# Start of Data lines

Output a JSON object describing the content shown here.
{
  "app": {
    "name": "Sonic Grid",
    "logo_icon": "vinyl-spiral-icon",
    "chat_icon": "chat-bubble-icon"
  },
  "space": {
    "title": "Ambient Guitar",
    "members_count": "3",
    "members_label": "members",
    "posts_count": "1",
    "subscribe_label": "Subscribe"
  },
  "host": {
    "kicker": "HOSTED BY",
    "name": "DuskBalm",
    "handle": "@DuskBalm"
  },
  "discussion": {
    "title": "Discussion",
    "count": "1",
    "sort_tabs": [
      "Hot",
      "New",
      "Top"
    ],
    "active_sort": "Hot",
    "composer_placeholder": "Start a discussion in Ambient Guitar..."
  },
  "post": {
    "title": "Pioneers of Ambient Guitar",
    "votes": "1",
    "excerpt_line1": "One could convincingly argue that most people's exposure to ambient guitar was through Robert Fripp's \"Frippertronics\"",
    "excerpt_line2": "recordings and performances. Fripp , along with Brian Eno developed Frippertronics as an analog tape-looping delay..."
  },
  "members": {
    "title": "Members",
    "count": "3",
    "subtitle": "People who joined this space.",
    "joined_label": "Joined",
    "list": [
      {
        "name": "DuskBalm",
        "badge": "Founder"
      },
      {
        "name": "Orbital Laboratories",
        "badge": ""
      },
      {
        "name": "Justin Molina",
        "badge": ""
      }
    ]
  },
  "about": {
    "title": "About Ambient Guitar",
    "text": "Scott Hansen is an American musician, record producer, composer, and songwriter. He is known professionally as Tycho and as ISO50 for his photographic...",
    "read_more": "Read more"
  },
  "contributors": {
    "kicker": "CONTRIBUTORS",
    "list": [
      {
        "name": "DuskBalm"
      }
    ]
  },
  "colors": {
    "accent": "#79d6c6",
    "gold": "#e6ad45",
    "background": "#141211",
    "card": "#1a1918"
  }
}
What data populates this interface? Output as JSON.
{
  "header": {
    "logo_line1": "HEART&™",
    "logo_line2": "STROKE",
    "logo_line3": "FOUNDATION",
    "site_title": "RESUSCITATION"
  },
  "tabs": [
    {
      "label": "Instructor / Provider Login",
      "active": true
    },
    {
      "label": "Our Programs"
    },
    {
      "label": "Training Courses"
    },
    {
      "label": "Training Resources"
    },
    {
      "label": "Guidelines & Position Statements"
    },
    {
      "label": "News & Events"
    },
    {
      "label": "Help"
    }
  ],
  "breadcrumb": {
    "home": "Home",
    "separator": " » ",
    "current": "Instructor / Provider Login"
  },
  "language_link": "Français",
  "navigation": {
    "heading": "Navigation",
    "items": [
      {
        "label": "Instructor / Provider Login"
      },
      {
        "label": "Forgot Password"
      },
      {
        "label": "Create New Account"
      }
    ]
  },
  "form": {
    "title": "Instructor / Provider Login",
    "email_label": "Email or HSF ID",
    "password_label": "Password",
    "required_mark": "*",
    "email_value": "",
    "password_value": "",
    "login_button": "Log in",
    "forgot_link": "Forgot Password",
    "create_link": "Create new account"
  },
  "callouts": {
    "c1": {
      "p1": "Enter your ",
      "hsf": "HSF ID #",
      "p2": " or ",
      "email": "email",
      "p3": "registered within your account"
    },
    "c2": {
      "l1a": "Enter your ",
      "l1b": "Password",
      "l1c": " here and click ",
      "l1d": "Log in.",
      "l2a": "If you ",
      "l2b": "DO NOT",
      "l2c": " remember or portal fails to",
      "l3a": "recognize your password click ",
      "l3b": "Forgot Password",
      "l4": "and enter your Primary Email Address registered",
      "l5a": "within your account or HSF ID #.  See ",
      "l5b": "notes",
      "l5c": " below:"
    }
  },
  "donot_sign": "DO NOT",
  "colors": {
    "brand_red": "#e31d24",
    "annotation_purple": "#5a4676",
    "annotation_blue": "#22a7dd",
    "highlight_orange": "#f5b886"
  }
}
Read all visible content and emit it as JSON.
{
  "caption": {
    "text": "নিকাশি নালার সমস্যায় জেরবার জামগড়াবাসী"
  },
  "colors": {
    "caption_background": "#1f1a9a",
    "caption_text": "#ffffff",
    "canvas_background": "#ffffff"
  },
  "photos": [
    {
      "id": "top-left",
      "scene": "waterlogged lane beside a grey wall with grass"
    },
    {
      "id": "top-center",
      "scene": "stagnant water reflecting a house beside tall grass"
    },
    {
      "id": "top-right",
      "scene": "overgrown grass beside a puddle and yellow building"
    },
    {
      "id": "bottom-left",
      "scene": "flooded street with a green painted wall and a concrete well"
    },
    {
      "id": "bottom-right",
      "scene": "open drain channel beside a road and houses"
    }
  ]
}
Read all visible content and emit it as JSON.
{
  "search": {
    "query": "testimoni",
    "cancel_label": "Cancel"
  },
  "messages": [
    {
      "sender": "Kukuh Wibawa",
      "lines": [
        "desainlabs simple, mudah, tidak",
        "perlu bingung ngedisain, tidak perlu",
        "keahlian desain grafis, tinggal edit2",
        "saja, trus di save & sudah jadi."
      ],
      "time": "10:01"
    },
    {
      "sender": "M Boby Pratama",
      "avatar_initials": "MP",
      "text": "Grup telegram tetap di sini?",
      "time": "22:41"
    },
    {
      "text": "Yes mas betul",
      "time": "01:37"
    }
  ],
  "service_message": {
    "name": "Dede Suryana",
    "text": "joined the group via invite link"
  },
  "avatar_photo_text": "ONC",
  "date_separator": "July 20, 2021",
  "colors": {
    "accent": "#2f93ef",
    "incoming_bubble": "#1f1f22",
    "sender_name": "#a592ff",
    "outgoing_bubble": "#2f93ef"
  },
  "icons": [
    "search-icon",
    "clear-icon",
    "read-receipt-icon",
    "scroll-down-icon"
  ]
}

# End of Data lines

Search the material above for "grass". Pull out each line where it shows up.

      "scene": "waterlogged lane beside a grey wall with grass"
      "scene": "stagnant water reflecting a house beside tall grass"
      "scene": "overgrown grass beside a puddle and yellow building"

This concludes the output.